►
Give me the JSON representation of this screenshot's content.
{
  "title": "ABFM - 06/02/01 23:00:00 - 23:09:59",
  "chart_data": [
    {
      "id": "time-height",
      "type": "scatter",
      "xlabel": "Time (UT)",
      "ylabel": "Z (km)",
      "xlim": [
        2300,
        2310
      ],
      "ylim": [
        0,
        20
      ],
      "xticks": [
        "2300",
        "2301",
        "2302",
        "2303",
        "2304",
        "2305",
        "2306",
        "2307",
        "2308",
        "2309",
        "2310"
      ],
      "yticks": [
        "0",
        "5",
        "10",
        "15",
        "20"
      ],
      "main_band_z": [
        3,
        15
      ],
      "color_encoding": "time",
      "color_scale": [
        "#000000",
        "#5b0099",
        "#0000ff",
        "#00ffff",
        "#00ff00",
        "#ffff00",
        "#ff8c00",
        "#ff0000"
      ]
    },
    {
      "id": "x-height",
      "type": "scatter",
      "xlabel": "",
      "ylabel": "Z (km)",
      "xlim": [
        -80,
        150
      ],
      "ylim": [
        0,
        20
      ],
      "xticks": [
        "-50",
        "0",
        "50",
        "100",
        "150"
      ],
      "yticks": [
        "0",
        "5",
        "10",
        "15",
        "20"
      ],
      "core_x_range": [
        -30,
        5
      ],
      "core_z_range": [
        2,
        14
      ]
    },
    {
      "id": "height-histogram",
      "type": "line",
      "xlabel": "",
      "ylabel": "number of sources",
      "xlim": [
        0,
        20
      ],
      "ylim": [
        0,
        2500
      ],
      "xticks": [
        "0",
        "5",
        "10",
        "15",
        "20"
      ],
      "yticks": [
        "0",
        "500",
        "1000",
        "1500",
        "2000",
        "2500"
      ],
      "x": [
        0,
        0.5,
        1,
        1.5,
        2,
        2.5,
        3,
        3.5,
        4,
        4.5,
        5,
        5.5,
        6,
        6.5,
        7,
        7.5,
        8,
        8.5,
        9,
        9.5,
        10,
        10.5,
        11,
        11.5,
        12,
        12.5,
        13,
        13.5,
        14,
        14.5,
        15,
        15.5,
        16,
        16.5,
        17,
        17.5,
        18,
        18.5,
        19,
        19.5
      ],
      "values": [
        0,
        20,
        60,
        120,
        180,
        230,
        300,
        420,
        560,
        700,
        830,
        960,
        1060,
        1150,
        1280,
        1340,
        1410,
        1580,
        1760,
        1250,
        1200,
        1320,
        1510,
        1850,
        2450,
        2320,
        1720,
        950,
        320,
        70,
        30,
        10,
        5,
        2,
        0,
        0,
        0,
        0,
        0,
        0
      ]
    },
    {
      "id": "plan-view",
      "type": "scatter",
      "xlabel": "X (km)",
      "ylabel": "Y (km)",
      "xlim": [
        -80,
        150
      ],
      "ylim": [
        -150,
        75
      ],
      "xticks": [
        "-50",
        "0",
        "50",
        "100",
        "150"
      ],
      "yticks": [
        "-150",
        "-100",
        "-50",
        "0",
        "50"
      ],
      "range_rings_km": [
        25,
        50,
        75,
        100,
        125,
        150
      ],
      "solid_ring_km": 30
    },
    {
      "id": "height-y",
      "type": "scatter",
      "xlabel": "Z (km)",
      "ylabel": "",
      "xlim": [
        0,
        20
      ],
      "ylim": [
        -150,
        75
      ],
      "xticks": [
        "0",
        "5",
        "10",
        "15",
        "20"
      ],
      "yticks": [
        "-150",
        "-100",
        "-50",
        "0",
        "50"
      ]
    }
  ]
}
◄
● WRITTEN PROBLEM
Write out the whole listing again. Match it word for word.

● ANSWER FOR THE TASK
Give me the JSON representation of this screenshot's content.
{
  "title": "ABFM - 06/02/01 23:00:00 - 23:09:59",
  "chart_data": [
    {
      "id": "time-height",
      "type": "scatter",
      "xlabel": "Time (UT)",
      "ylabel": "Z (km)",
      "xlim": [
        2300,
        2310
      ],
      "ylim": [
        0,
        20
      ],
      "xticks": [
        "2300",
        "2301",
        "2302",
        "2303",
        "2304",
        "2305",
        "2306",
        "2307",
        "2308",
        "2309",
        "2310"
      ],
      "yticks": [
        "0",
        "5",
        "10",
        "15",
        "20"
      ],
      "main_band_z": [
        3,
        15
      ],
      "color_encoding": "time",
      "color_scale": [
        "#000000",
        "#5b0099",
        "#0000ff",
        "#00ffff",
        "#00ff00",
        "#ffff00",
        "#ff8c00",
        "#ff0000"
      ]
    },
    {
      "id": "x-height",
      "type": "scatter",
      "xlabel": "",
      "ylabel": "Z (km)",
      "xlim": [
        -80,
        150
      ],
      "ylim": [
        0,
        20
      ],
      "xticks": [
        "-50",
        "0",
        "50",
        "100",
        "150"
      ],
      "yticks": [
        "0",
        "5",
        "10",
        "15",
        "20"
      ],
      "core_x_range": [
        -30,
        5
      ],
      "core_z_range": [
        2,
        14
      ]
    },
    {
      "id": "height-histogram",
      "type": "line",
      "xlabel": "",
      "ylabel": "number of sources",
      "xlim": [
        0,
        20
      ],
      "ylim": [
        0,
        2500
      ],
      "xticks": [
        "0",
        "5",
        "10",
        "15",
        "20"
      ],
      "yticks": [
        "0",
        "500",
        "1000",
        "1500",
        "2000",
        "2500"
      ],
      "x": [
        0,
        0.5,
        1,
        1.5,
        2,
        2.5,
        3,
        3.5,
        4,
        4.5,
        5,
        5.5,
        6,
        6.5,
        7,
        7.5,
        8,
        8.5,
        9,
        9.5,
        10,
        10.5,
        11,
        11.5,
        12,
        12.5,
        13,
        13.5,
        14,
        14.5,
        15,
        15.5,
        16,
        16.5,
        17,
        17.5,
        18,
        18.5,
        19,
        19.5
      ],
      "values": [
        0,
        20,
        60,
        120,
        180,
        230,
        300,
        420,
        560,
        700,
        830,
        960,
        1060,
        1150,
        1280,
        1340,
        1410,
        1580,
        1760,
        1250,
        1200,
        1320,
        1510,
        1850,
        2450,
        2320,
        1720,
        950,
        320,
        70,
        30,
        10,
        5,
        2,
        0,
        0,
        0,
        0,
        0,
        0
      ]
    },
    {
      "id": "plan-view",
      "type": "scatter",
      "xlabel": "X (km)",
      "ylabel": "Y (km)",
      "xlim": [
        -80,
        150
      ],
      "ylim": [
        -150,
        75
      ],
      "xticks": [
        "-50",
        "0",
        "50",
        "100",
        "150"
      ],
      "yticks": [
        "-150",
        "-100",
        "-50",
        "0",
        "50"
      ],
      "range_rings_km": [
        25,
        50,
        75,
        100,
        125,
        150
      ],
      "solid_ring_km": 30
    },
    {
      "id": "height-y",
      "type": "scatter",
      "xlabel": "Z (km)",
      "ylabel": "",
      "xlim": [
        0,
        20
      ],
      "ylim": [
        -150,
        75
      ],
      "xticks": [
        "0",
        "5",
        "10",
        "15",
        "20"
      ],
      "yticks": [
        "-150",
        "-100",
        "-50",
        "0",
        "50"
      ]
    }
  ]
}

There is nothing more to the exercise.